DIRECTIONS: Set out each line from the following listing that includes the word "explore".

RECORD LIST:
● ● ● ● ● ● ●

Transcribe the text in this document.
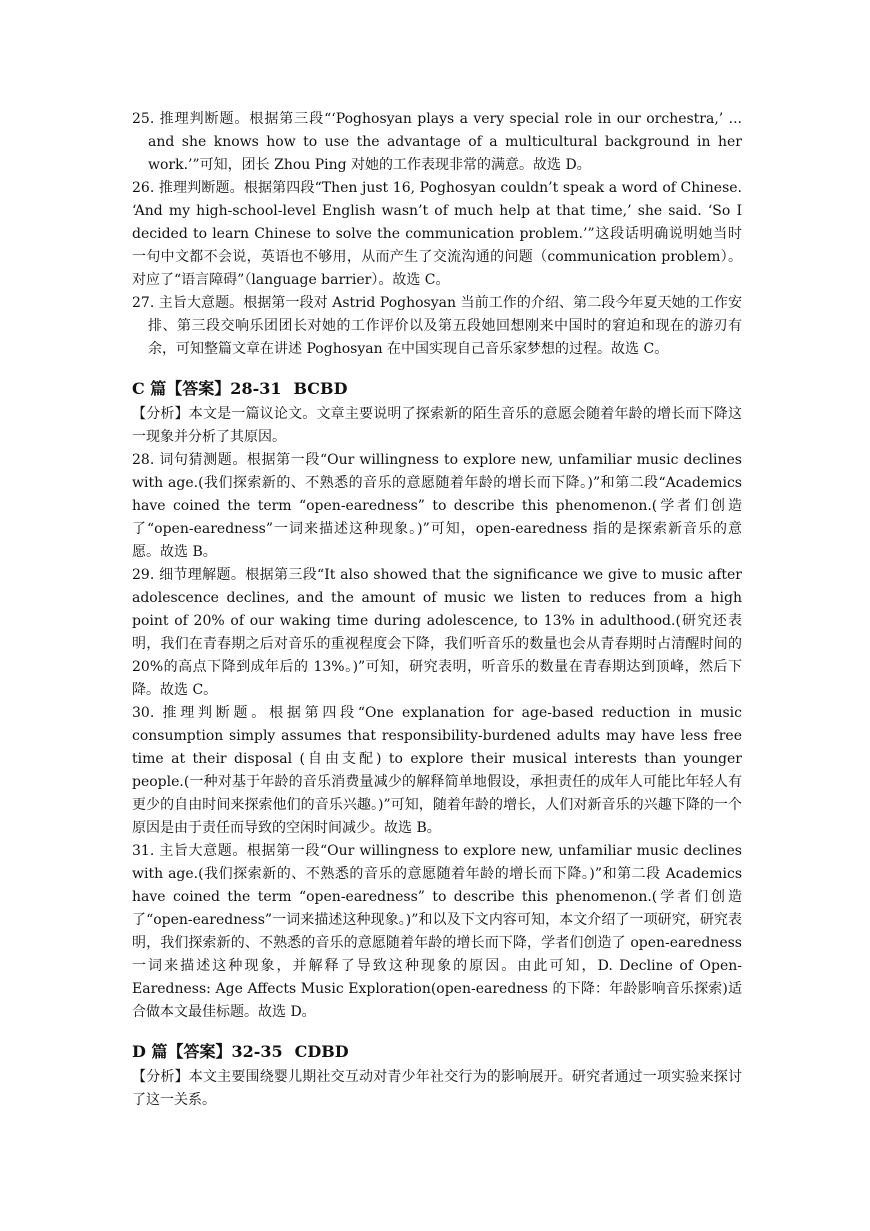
25. 推理判断题。根据第三段“‘Poghosyan plays a very special role in our orchestra,’ ... and she knows how to use the advantage of a multicultural background in her work.’”可知，团长 Zhou Ping 对她的工作表现非常的满意。故选 D。

26. 推理判断题。根据第四段“Then just 16, Poghosyan couldn’t speak a word of Chinese. ‘And my high-school-level English wasn’t of much help at that time,’ she said. ‘So I decided to learn Chinese to solve the communication problem.’”这段话明确说明她当时一句中文都不会说，英语也不够用，从而产生了交流沟通的问题（communication problem）。对应了“语言障碍”（language barrier）。故选 C。

27. 主旨大意题。根据第一段对 Astrid Poghosyan 当前工作的介绍、第二段今年夏天她的工作安排、第三段交响乐团团长对她的工作评价以及第五段她回想刚来中国时的窘迫和现在的游刃有余，可知整篇文章在讲述 Poghosyan 在中国实现自己音乐家梦想的过程。故选 C。

C 篇【答案】28-31 BCBD

【分析】本文是一篇议论文。文章主要说明了探索新的陌生音乐的意愿会随着年龄的增长而下降这一现象并分析了其原因。

28. 词句猜测题。根据第一段“Our willingness to explore new, unfamiliar music declines with age.(我们探索新的、不熟悉的音乐的意愿随着年龄的增长而下降。)”和第二段“Academics have coined the term “open-earedness” to describe this phenomenon.(学者们创造了“open-earedness”一词来描述这种现象。)”可知，open-earedness 指的是探索新音乐的意愿。故选 B。

29. 细节理解题。根据第三段“It also showed that the significance we give to music after adolescence declines, and the amount of music we listen to reduces from a high point of 20% of our waking time during adolescence, to 13% in adulthood.(研究还表明，我们在青春期之后对音乐的重视程度会下降，我们听音乐的数量也会从青春期时占清醒时间的 20%的高点下降到成年后的 13%。)”可知，研究表明，听音乐的数量在青春期达到顶峰，然后下降。故选 C。

30. 推理判断题。根据第四段“One explanation for age-based reduction in music consumption simply assumes that responsibility-burdened adults may have less free time at their disposal (自由支配) to explore their musical interests than younger people.(一种对基于年龄的音乐消费量减少的解释简单地假设，承担责任的成年人可能比年轻人有更少的自由时间来探索他们的音乐兴趣。)”可知，随着年龄的增长，人们对新音乐的兴趣下降的一个原因是由于责任而导致的空闲时间减少。故选 B。

31. 主旨大意题。根据第一段“Our willingness to explore new, unfamiliar music declines with age.(我们探索新的、不熟悉的音乐的意愿随着年龄的增长而下降。)”和第二段 Academics have coined the term “open-earedness” to describe this phenomenon.(学者们创造了“open-earedness”一词来描述这种现象。)”和以及下文内容可知，本文介绍了一项研究，研究表明，我们探索新的、不熟悉的音乐的意愿随着年龄的增长而下降，学者们创造了 open-earedness 一词来描述这种现象，并解释了导致这种现象的原因。由此可知，D. Decline of Open-Earedness: Age Affects Music Exploration(open-earedness 的下降：年龄影响音乐探索)适合做本文最佳标题。故选 D。

D 篇【答案】32-35 CDBD

【分析】本文主要围绕婴儿期社交互动对青少年社交行为的影响展开。研究者通过一项实验来探讨了这一关系。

● ● ● ● ● ● ●

ANSWER TO THE TASK:
28. 词句猜测题。根据第一段“Our willingness to explore new, unfamiliar music declines with age.(我们探索新的、不熟悉的音乐的意愿随着年龄的增长而下降。)”和第二段“Academics have coined the term “open-earedness” to describe this phenomenon.(学者们创造了“open-earedness”一词来描述这种现象。)”可知，open-earedness 指的是探索新音乐的意愿。故选 B。
30. 推理判断题。根据第四段“One explanation for age-based reduction in music consumption simply assumes that responsibility-burdened adults may have less free time at their disposal (自由支配) to explore their musical interests than younger people.(一种对基于年龄的音乐消费量减少的解释简单地假设，承担责任的成年人可能比年轻人有更少的自由时间来探索他们的音乐兴趣。)”可知，随着年龄的增长，人们对新音乐的兴趣下降的一个原因是由于责任而导致的空闲时间减少。故选 B。
31. 主旨大意题。根据第一段“Our willingness to explore new, unfamiliar music declines with age.(我们探索新的、不熟悉的音乐的意愿随着年龄的增长而下降。)”和第二段 Academics have coined the term “open-earedness” to describe this phenomenon.(学者们创造了“open-earedness”一词来描述这种现象。)”和以及下文内容可知，本文介绍了一项研究，研究表明，我们探索新的、不熟悉的音乐的意愿随着年龄的增长而下降，学者们创造了 open-earedness 一词来描述这种现象，并解释了导致这种现象的原因。由此可知，D. Decline of Open-Earedness: Age Affects Music Exploration(open-earedness 的下降：年龄影响音乐探索)适合做本文最佳标题。故选 D。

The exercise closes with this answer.